- Set problem
Repeat the data that follows, word for word, without the images.

- Data for this task

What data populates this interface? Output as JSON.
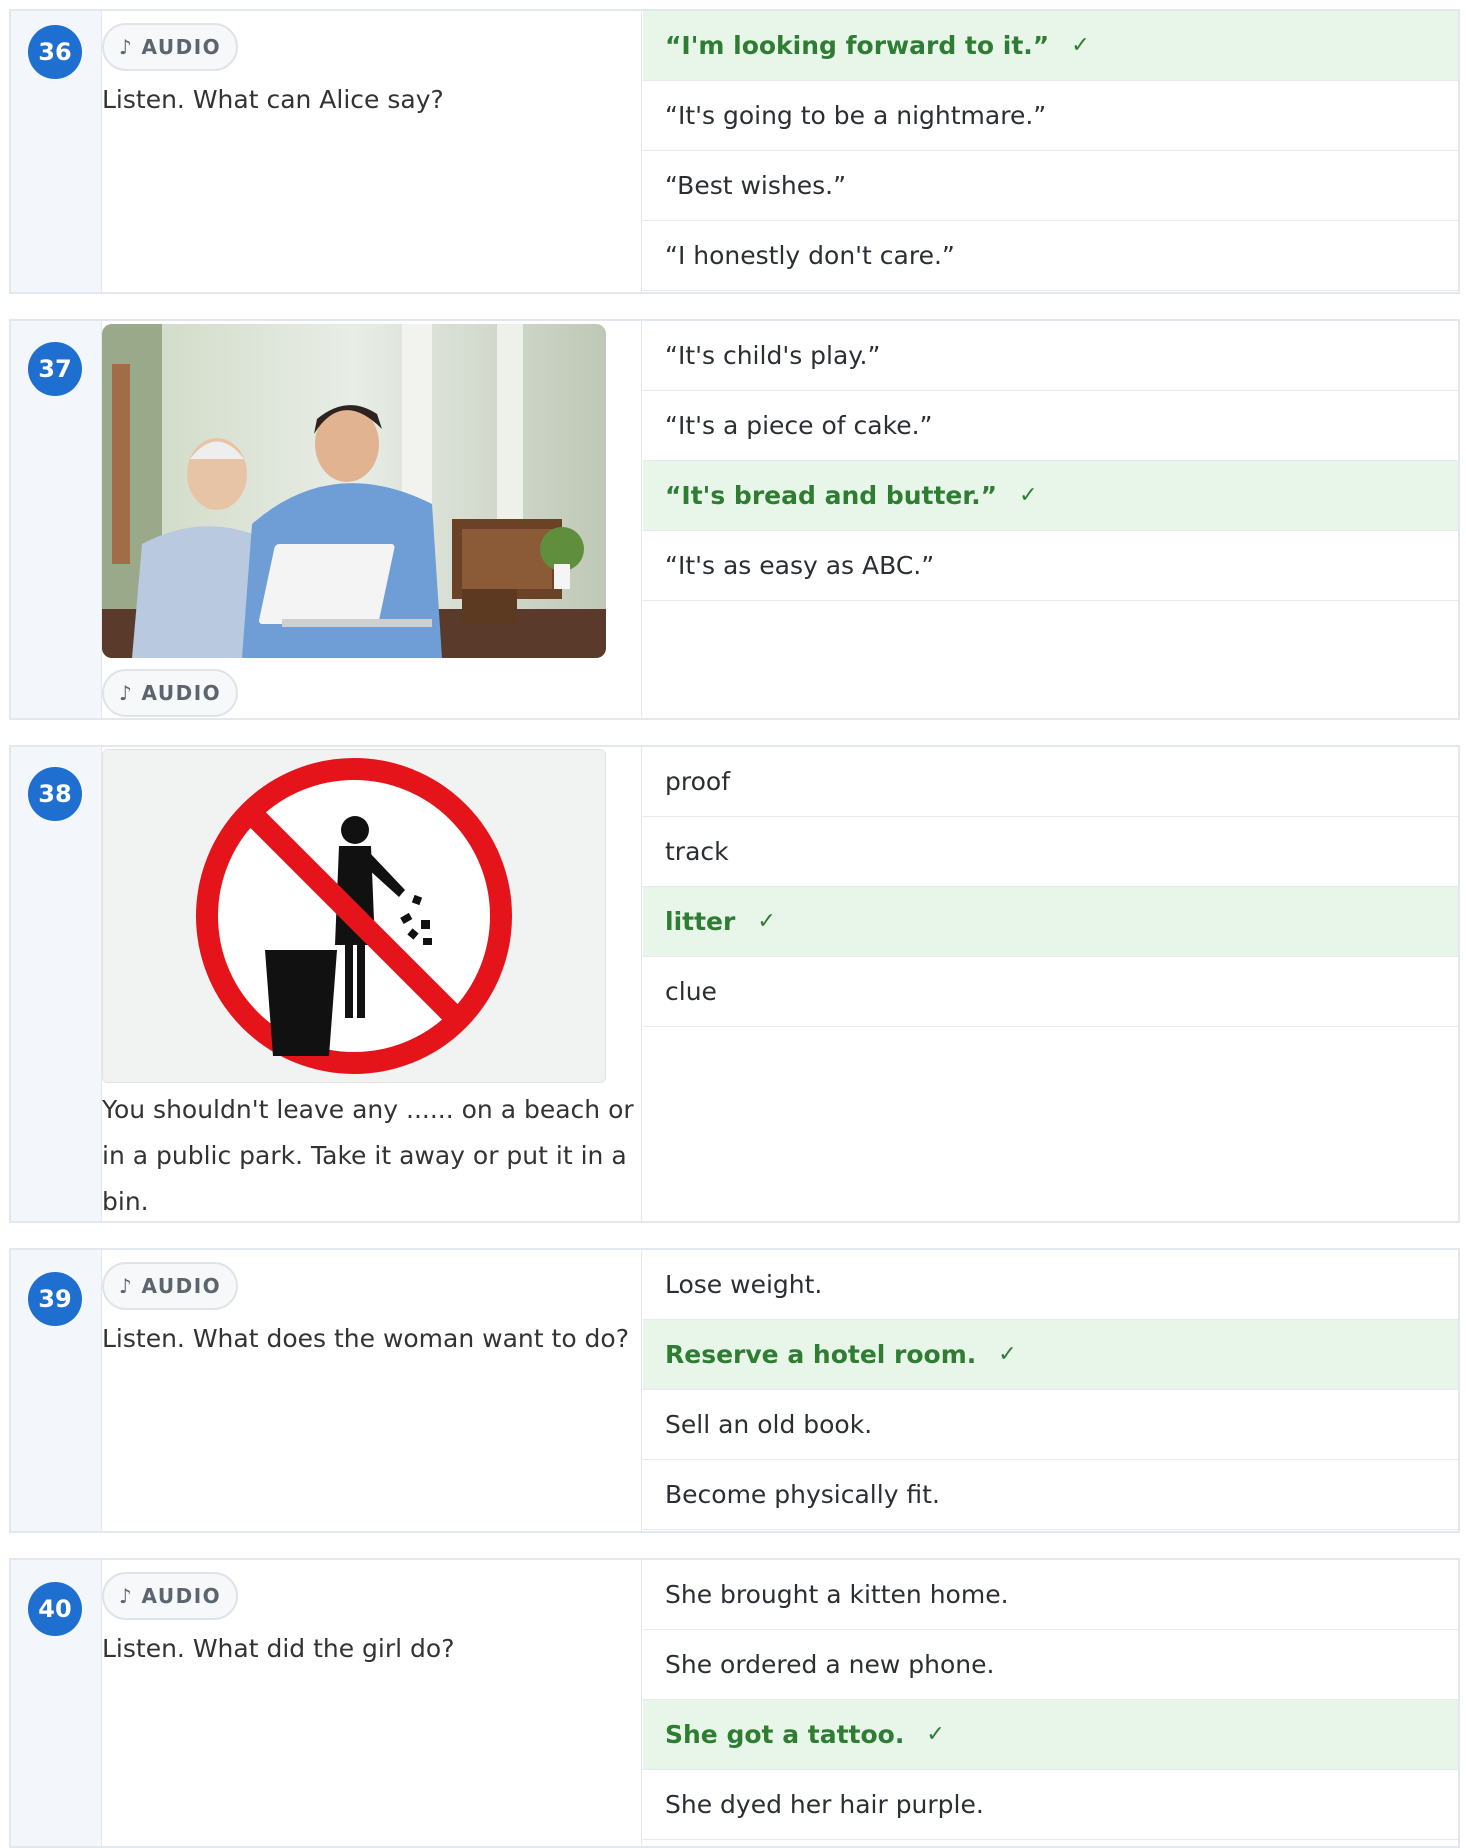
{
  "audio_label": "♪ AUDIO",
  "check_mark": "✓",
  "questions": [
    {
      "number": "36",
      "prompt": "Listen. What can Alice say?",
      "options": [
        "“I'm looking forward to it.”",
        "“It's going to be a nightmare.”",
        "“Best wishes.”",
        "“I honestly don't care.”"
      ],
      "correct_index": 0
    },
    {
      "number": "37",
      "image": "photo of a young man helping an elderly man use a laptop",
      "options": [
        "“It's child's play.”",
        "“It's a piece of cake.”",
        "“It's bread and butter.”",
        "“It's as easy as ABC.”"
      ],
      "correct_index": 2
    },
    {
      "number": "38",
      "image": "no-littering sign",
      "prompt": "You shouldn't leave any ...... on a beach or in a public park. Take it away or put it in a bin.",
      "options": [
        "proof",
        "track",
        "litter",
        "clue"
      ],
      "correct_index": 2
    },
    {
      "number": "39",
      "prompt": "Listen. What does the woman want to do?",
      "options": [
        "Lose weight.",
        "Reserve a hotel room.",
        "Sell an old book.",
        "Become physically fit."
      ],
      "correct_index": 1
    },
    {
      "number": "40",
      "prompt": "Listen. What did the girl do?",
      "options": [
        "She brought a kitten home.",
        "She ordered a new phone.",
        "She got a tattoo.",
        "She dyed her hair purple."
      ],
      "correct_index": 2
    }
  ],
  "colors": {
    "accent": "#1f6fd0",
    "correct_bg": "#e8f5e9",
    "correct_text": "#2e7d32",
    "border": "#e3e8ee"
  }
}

- Task answer
What data populates this interface? Output as JSON.
{
  "audio_label": "♪ AUDIO",
  "check_mark": "✓",
  "questions": [
    {
      "number": "36",
      "prompt": "Listen. What can Alice say?",
      "options": [
        "“I'm looking forward to it.”",
        "“It's going to be a nightmare.”",
        "“Best wishes.”",
        "“I honestly don't care.”"
      ],
      "correct_index": 0
    },
    {
      "number": "37",
      "image": "photo of a young man helping an elderly man use a laptop",
      "options": [
        "“It's child's play.”",
        "“It's a piece of cake.”",
        "“It's bread and butter.”",
        "“It's as easy as ABC.”"
      ],
      "correct_index": 2
    },
    {
      "number": "38",
      "image": "no-littering sign",
      "prompt": "You shouldn't leave any ...... on a beach or in a public park. Take it away or put it in a bin.",
      "options": [
        "proof",
        "track",
        "litter",
        "clue"
      ],
      "correct_index": 2
    },
    {
      "number": "39",
      "prompt": "Listen. What does the woman want to do?",
      "options": [
        "Lose weight.",
        "Reserve a hotel room.",
        "Sell an old book.",
        "Become physically fit."
      ],
      "correct_index": 1
    },
    {
      "number": "40",
      "prompt": "Listen. What did the girl do?",
      "options": [
        "She brought a kitten home.",
        "She ordered a new phone.",
        "She got a tattoo.",
        "She dyed her hair purple."
      ],
      "correct_index": 2
    }
  ],
  "colors": {
    "accent": "#1f6fd0",
    "correct_bg": "#e8f5e9",
    "correct_text": "#2e7d32",
    "border": "#e3e8ee"
  }
}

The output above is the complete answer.